• [Directions for this task] Everything in the listing should be restated word for word.
________
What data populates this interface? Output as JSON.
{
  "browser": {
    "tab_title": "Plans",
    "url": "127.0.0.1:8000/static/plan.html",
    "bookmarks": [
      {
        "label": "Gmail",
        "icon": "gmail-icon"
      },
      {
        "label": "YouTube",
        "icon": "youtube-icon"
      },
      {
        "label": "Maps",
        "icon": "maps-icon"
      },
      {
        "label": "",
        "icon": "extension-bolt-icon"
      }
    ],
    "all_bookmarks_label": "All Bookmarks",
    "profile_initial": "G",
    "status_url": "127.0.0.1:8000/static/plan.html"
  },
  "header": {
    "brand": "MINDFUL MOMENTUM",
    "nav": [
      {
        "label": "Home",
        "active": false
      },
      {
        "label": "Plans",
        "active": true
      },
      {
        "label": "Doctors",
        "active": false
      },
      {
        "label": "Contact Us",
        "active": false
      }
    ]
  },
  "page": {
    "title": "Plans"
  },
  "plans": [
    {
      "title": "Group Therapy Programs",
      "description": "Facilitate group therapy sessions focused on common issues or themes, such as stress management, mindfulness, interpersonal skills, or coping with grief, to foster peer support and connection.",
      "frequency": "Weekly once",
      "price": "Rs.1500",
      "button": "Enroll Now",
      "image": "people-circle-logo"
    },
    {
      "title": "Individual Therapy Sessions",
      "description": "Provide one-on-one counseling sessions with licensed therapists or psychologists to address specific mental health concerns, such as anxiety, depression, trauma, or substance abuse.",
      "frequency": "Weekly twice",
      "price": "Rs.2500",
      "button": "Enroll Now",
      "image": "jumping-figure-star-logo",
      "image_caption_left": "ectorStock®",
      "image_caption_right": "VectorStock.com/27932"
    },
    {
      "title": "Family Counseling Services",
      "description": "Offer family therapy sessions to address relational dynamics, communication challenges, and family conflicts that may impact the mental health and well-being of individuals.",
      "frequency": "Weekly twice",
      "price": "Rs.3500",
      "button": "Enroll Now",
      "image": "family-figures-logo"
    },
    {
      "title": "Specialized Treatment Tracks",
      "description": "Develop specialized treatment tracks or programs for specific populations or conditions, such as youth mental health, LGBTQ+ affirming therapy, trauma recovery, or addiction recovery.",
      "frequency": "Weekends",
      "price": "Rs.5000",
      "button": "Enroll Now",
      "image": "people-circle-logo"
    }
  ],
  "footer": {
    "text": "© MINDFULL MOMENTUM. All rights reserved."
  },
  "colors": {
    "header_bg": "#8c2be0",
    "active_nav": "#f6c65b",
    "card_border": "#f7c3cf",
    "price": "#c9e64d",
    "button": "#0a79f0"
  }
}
________
• [Completed exercise]
What data populates this interface? Output as JSON.
{
  "browser": {
    "tab_title": "Plans",
    "url": "127.0.0.1:8000/static/plan.html",
    "bookmarks": [
      {
        "label": "Gmail",
        "icon": "gmail-icon"
      },
      {
        "label": "YouTube",
        "icon": "youtube-icon"
      },
      {
        "label": "Maps",
        "icon": "maps-icon"
      },
      {
        "label": "",
        "icon": "extension-bolt-icon"
      }
    ],
    "all_bookmarks_label": "All Bookmarks",
    "profile_initial": "G",
    "status_url": "127.0.0.1:8000/static/plan.html"
  },
  "header": {
    "brand": "MINDFUL MOMENTUM",
    "nav": [
      {
        "label": "Home",
        "active": false
      },
      {
        "label": "Plans",
        "active": true
      },
      {
        "label": "Doctors",
        "active": false
      },
      {
        "label": "Contact Us",
        "active": false
      }
    ]
  },
  "page": {
    "title": "Plans"
  },
  "plans": [
    {
      "title": "Group Therapy Programs",
      "description": "Facilitate group therapy sessions focused on common issues or themes, such as stress management, mindfulness, interpersonal skills, or coping with grief, to foster peer support and connection.",
      "frequency": "Weekly once",
      "price": "Rs.1500",
      "button": "Enroll Now",
      "image": "people-circle-logo"
    },
    {
      "title": "Individual Therapy Sessions",
      "description": "Provide one-on-one counseling sessions with licensed therapists or psychologists to address specific mental health concerns, such as anxiety, depression, trauma, or substance abuse.",
      "frequency": "Weekly twice",
      "price": "Rs.2500",
      "button": "Enroll Now",
      "image": "jumping-figure-star-logo",
      "image_caption_left": "ectorStock®",
      "image_caption_right": "VectorStock.com/27932"
    },
    {
      "title": "Family Counseling Services",
      "description": "Offer family therapy sessions to address relational dynamics, communication challenges, and family conflicts that may impact the mental health and well-being of individuals.",
      "frequency": "Weekly twice",
      "price": "Rs.3500",
      "button": "Enroll Now",
      "image": "family-figures-logo"
    },
    {
      "title": "Specialized Treatment Tracks",
      "description": "Develop specialized treatment tracks or programs for specific populations or conditions, such as youth mental health, LGBTQ+ affirming therapy, trauma recovery, or addiction recovery.",
      "frequency": "Weekends",
      "price": "Rs.5000",
      "button": "Enroll Now",
      "image": "people-circle-logo"
    }
  ],
  "footer": {
    "text": "© MINDFULL MOMENTUM. All rights reserved."
  },
  "colors": {
    "header_bg": "#8c2be0",
    "active_nav": "#f6c65b",
    "card_border": "#f7c3cf",
    "price": "#c9e64d",
    "button": "#0a79f0"
  }
}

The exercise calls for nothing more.